<<<<

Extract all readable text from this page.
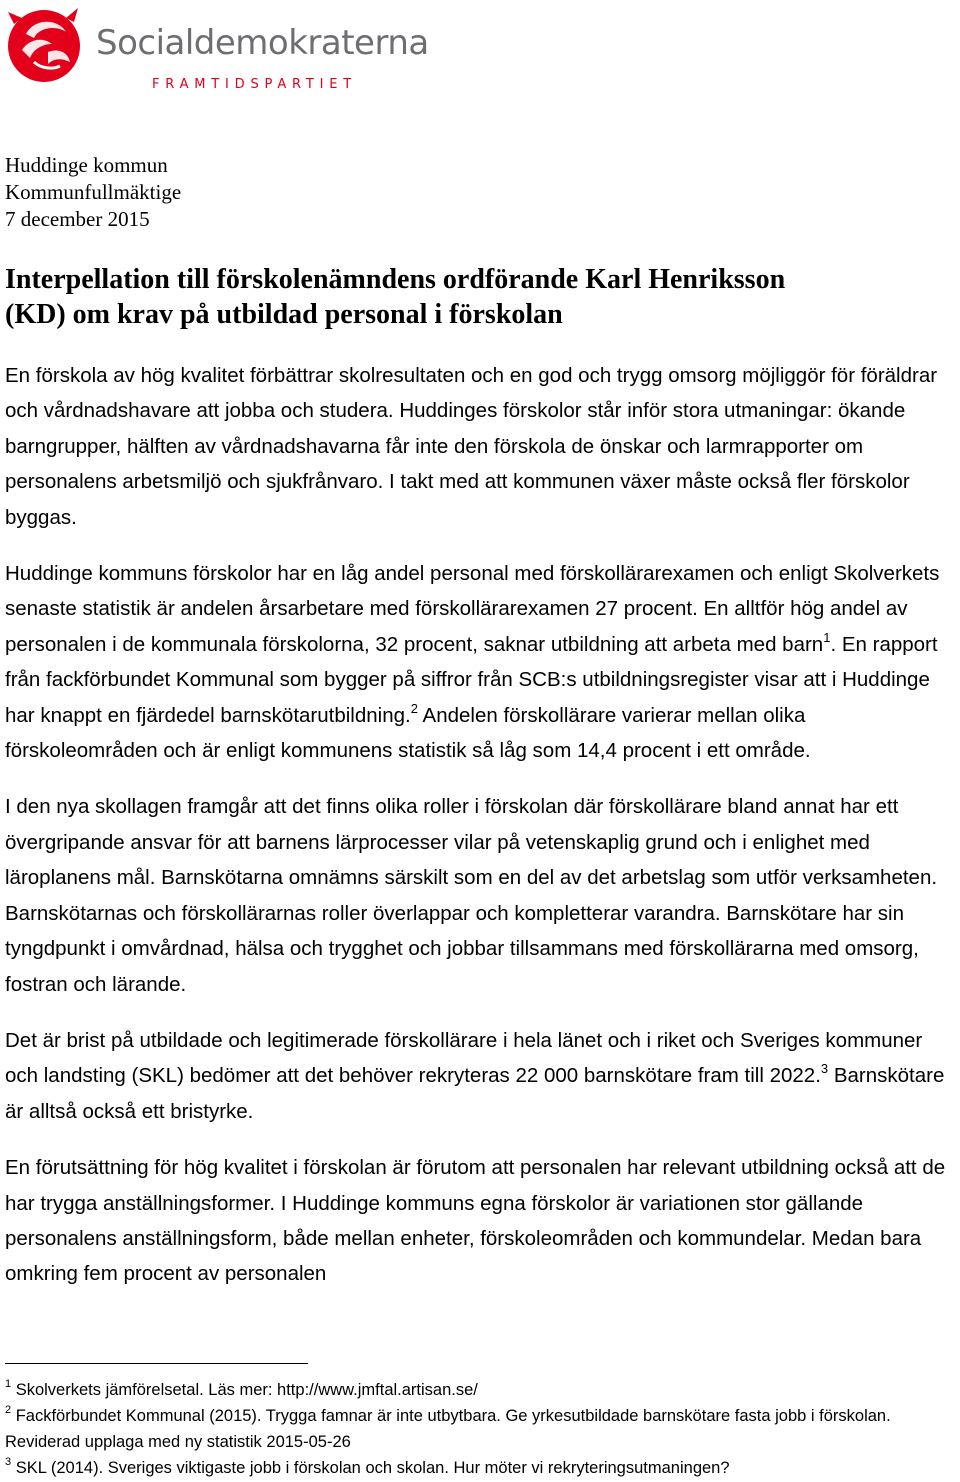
Socialdemokraterna
FRAMTIDSPARTIET
Huddinge kommun
Kommunfullmäktige
7 december 2015
Interpellation till förskolenämndens ordförande Karl Henriksson
(KD) om krav på utbildad personal i förskolan

En förskola av hög kvalitet förbättrar skolresultaten och en god och trygg omsorg möjliggör för föräldrar och vårdnadshavare att jobba och studera. Huddinges förskolor står inför stora utmaningar: ökande barngrupper, hälften av vårdnadshavarna får inte den förskola de önskar och larmrapporter om personalens arbetsmiljö och sjukfrånvaro. I takt med att kommunen växer måste också fler förskolor byggas.

Huddinge kommuns förskolor har en låg andel personal med förskollärarexamen och enligt Skolverkets senaste statistik är andelen årsarbetare med förskollärarexamen 27 procent. En alltför hög andel av personalen i de kommunala förskolorna, 32 procent, saknar utbildning att arbeta med barn$^1$. En rapport från fackförbundet Kommunal som bygger på siffror från SCB:s utbildningsregister visar att i Huddinge har knappt en fjärdedel barnskötarutbildning.$^2$ Andelen förskollärare varierar mellan olika förskoleområden och är enligt kommunens statistik så låg som 14,4 procent i ett område.

I den nya skollagen framgår att det finns olika roller i förskolan där förskollärare bland annat har ett övergripande ansvar för att barnens lärprocesser vilar på vetenskaplig grund och i enlighet med läroplanens mål. Barnskötarna omnämns särskilt som en del av det arbetslag som utför verksamheten. Barnskötarnas och förskollärarnas roller överlappar och kompletterar varandra. Barnskötare har sin tyngdpunkt i omvårdnad, hälsa och trygghet och jobbar tillsammans med förskollärarna med omsorg, fostran och lärande.

Det är brist på utbildade och legitimerade förskollärare i hela länet och i riket och Sveriges kommuner och landsting (SKL) bedömer att det behöver rekryteras 22 000 barnskötare fram till 2022.$^3$ Barnskötare är alltså också ett bristyrke.

En förutsättning för hög kvalitet i förskolan är förutom att personalen har relevant utbildning också att de har trygga anställningsformer. I Huddinge kommuns egna förskolor är variationen stor gällande personalens anställningsform, både mellan enheter, förskoleområden och kommundelar. Medan bara omkring fem procent av personalen

$^1$ Skolverkets jämförelsetal. Läs mer: http://www.jmftal.artisan.se/

$^2$ Fackförbundet Kommunal (2015). Trygga famnar är inte utbytbara. Ge yrkesutbildade barnskötare fasta jobb i förskolan. Reviderad upplaga med ny statistik 2015-05-26

$^3$ SKL (2014). Sveriges viktigaste jobb i förskolan och skolan. Hur möter vi rekryteringsutmaningen?
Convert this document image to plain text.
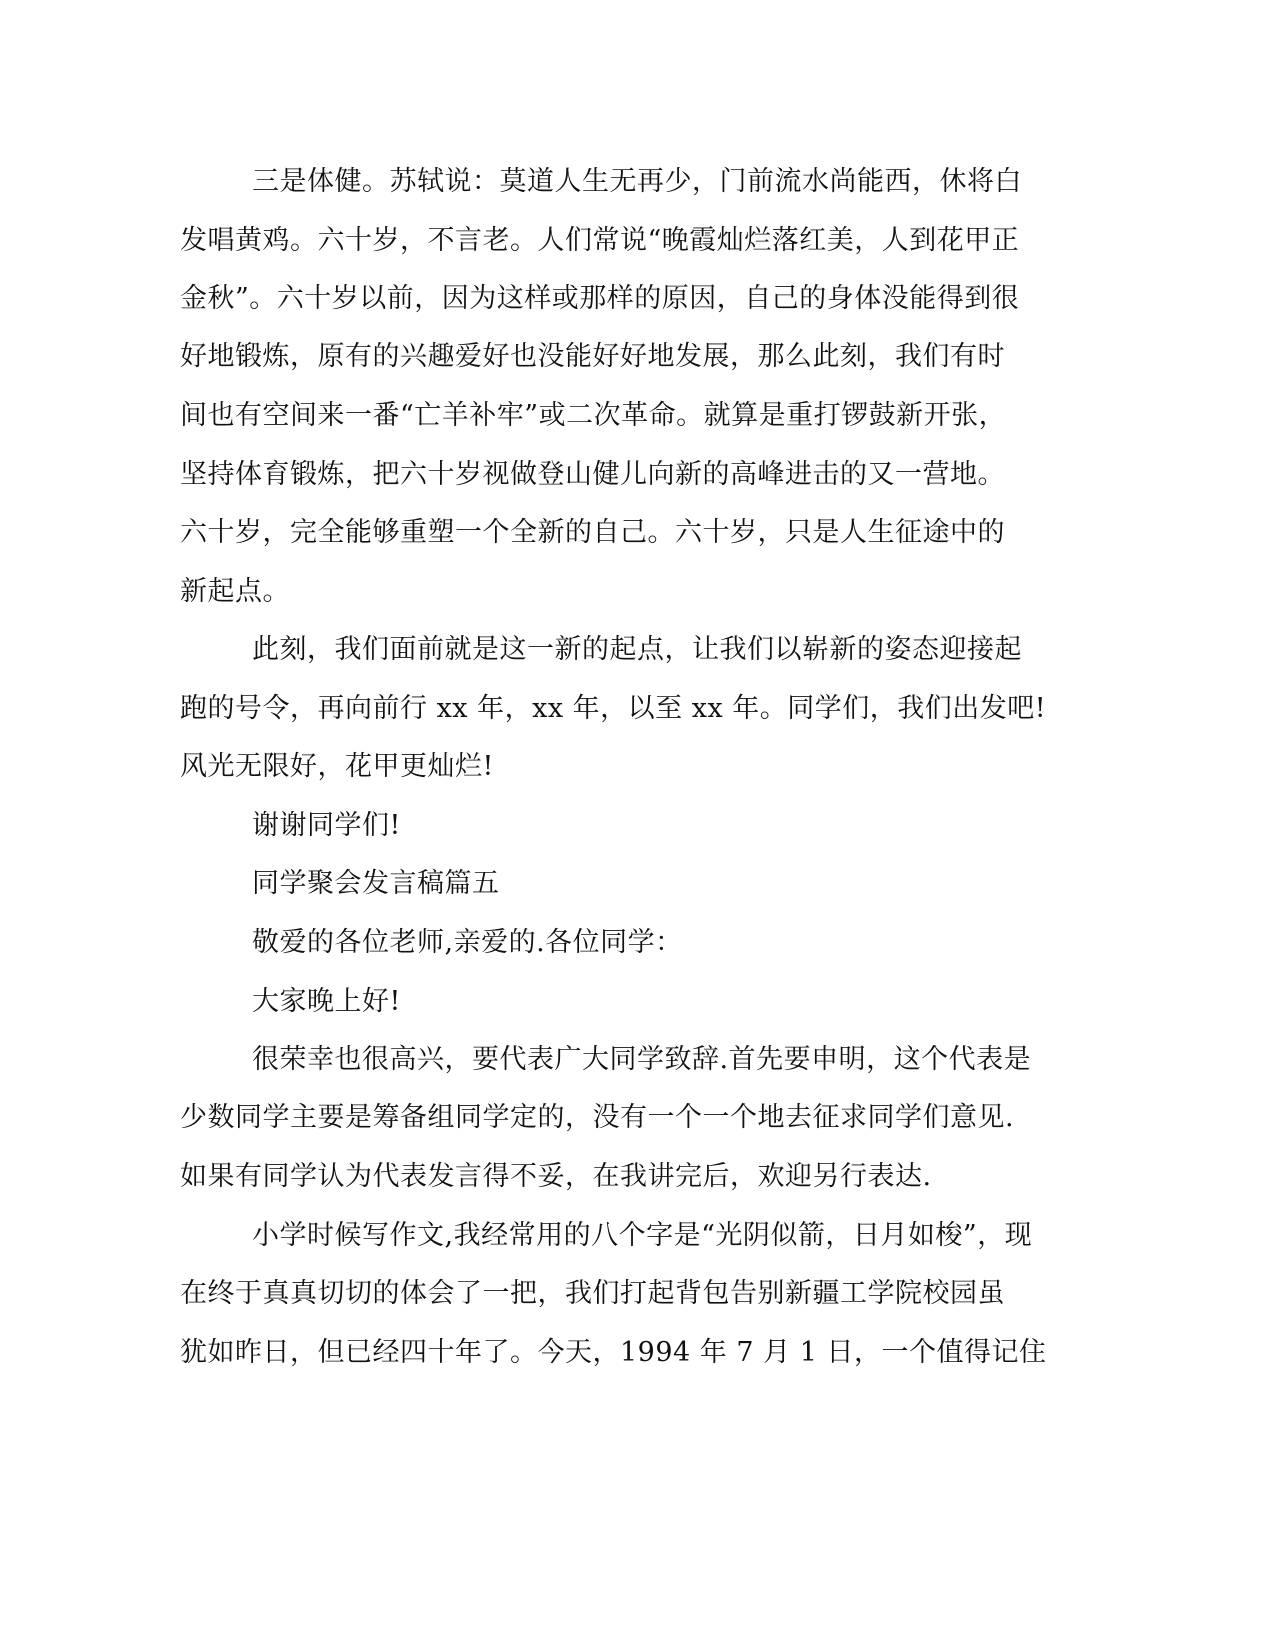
三是体健。苏轼说：莫道人生无再少，门前流水尚能西，休将白
发唱黄鸡。六十岁，不言老。人们常说“晚霞灿烂落红美，人到花甲正
金秋”。六十岁以前，因为这样或那样的原因，自己的身体没能得到很
好地锻炼，原有的兴趣爱好也没能好好地发展，那么此刻，我们有时
间也有空间来一番“亡羊补牢”或二次革命。就算是重打锣鼓新开张，
坚持体育锻炼，把六十岁视做登山健儿向新的高峰进击的又一营地。
六十岁，完全能够重塑一个全新的自己。六十岁，只是人生征途中的
新起点。
此刻，我们面前就是这一新的起点，让我们以崭新的姿态迎接起
跑的号令，再向前行 xx 年，xx 年，以至 xx 年。同学们，我们出发吧!
风光无限好，花甲更灿烂!
谢谢同学们!
同学聚会发言稿篇五
敬爱的各位老师,亲爱的.各位同学：
大家晚上好!
很荣幸也很高兴，要代表广大同学致辞.首先要申明，这个代表是
少数同学主要是筹备组同学定的，没有一个一个地去征求同学们意见.
如果有同学认为代表发言得不妥，在我讲完后，欢迎另行表达.
小学时候写作文,我经常用的八个字是“光阴似箭，日月如梭”，现
在终于真真切切的体会了一把，我们打起背包告别新疆工学院校园虽
犹如昨日，但已经四十年了。今天，1994 年 7 月 1 日，一个值得记住
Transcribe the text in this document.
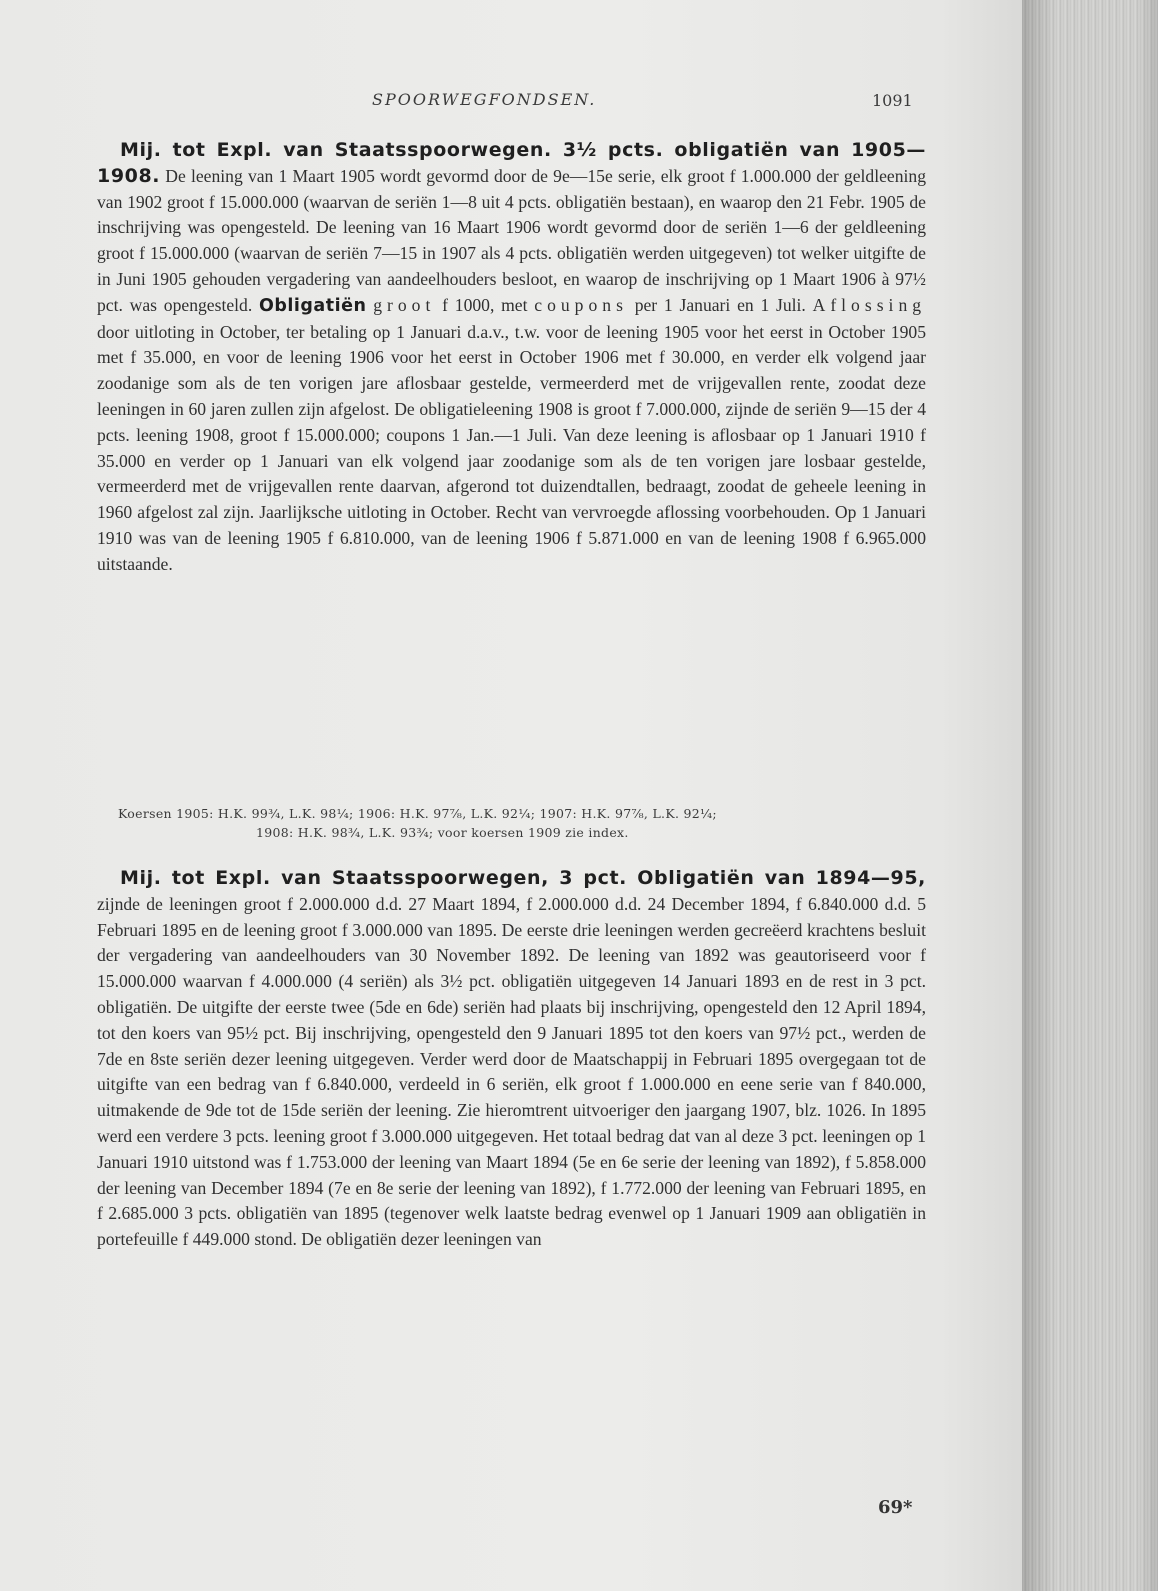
SPOORWEGFONDSEN.	1091

Mij. tot Expl. van Staatsspoorwegen. 3½ pcts. obligatiën van 1905—1908. De leening van 1 Maart 1905 wordt gevormd door de 9e—15e serie, elk groot f 1.000.000 der geldleening van 1902 groot f 15.000.000 (waarvan de seriën 1—8 uit 4 pcts. obligatiën bestaan), en waarop den 21 Febr. 1905 de inschrijving was opengesteld. De leening van 16 Maart 1906 wordt gevormd door de seriën 1—6 der geldleening groot f 15.000.000 (waarvan de seriën 7—15 in 1907 als 4 pcts. obligatiën werden uitgegeven) tot welker uitgifte de in Juni 1905 gehouden vergadering van aandeelhouders besloot, en waarop de inschrijving op 1 Maart 1906 à 97½ pct. was opengesteld. Obligatiën groot f 1000, met coupons per 1 Januari en 1 Juli. Aflossing door uitloting in October, ter betaling op 1 Januari d.a.v., t.w. voor de leening 1905 voor het eerst in October 1905 met f 35.000, en voor de leening 1906 voor het eerst in October 1906 met f 30.000, en verder elk volgend jaar zoodanige som als de ten vorigen jare aflosbaar gestelde, vermeerderd met de vrijgevallen rente, zoodat deze leeningen in 60 jaren zullen zijn afgelost. De obligatieleening 1908 is groot f 7.000.000, zijnde de seriën 9—15 der 4 pcts. leening 1908, groot f 15.000.000; coupons 1 Jan.—1 Juli. Van deze leening is aflosbaar op 1 Januari 1910 f 35.000 en verder op 1 Januari van elk volgend jaar zoodanige som als de ten vorigen jare losbaar gesteldе, vermeerderd met de vrijgevallen rente daarvan, afgerond tot duizendtallen, bedraagt, zoodat de geheele leening in 1960 afgelost zal zijn. Jaarlijksche uitloting in October. Recht van vervroegde aflossing voorbehouden. Op 1 Januari 1910 was van de leening 1905 f 6.810.000, van de leening 1906 f 5.871.000 en van de leening 1908 f 6.965.000 uitstaande.

Koersen 1905: H.K. 99¾, L.K. 98¼; 1906: H.K. 97⅞, L.K. 92¼; 1907: H.K. 97⅞, L.K. 92¼;
1908: H.K. 98¾, L.K. 93¾; voor koersen 1909 zie index.

Mij. tot Expl. van Staatsspoorwegen, 3 pct. Obligatiën van 1894—95, zijnde de leeningen groot f 2.000.000 d.d. 27 Maart 1894, f 2.000.000 d.d. 24 December 1894, f 6.840.000 d.d. 5 Februari 1895 en de leening groot f 3.000.000 van 1895. De eerste drie leeningen werden gecreëerd krachtens besluit der vergadering van aandeelhouders van 30 November 1892. De leening van 1892 was geautoriseerd voor f 15.000.000 waarvan f 4.000.000 (4 seriën) als 3½ pct. obligatiën uitgegeven 14 Januari 1893 en de rest in 3 pct. obligatiën. De uitgifte der eerste twee (5de en 6de) seriën had plaats bij inschrijving, opengesteld den 12 April 1894, tot den koers van 95½ pct. Bij inschrijving, opengesteld den 9 Januari 1895 tot den koers van 97½ pct., werden de 7de en 8ste seriën dezer leening uitgegeven. Verder werd door de Maatschappij in Februari 1895 overgegaan tot de uitgifte van een bedrag van f 6.840.000, verdeeld in 6 seriën, elk groot f 1.000.000 en eene serie van f 840.000, uitmakende de 9de tot de 15de seriën der leening. Zie hieromtrent uitvoeriger den jaargang 1907, blz. 1026. In 1895 werd een verdere 3 pcts. leening groot f 3.000.000 uitgegeven. Het totaal bedrag dat van al deze 3 pct. leeningen op 1 Januari 1910 uitstond was f 1.753.000 der leening van Maart 1894 (5e en 6e serie der leening van 1892), f 5.858.000 der leening van December 1894 (7e en 8e serie der leening van 1892), f 1.772.000 der leening van Februari 1895, en f 2.685.000 3 pcts. obligatiën van 1895 (tegenover welk laatste bedrag evenwel op 1 Januari 1909 aan obligatiën in portefeuille f 449.000 stond. De obligatiën dezer leeningen van

69*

>>>>

■ Directive
State how many lines of the records hold the string "Sveriges", and nothing else.

■ Task solution
2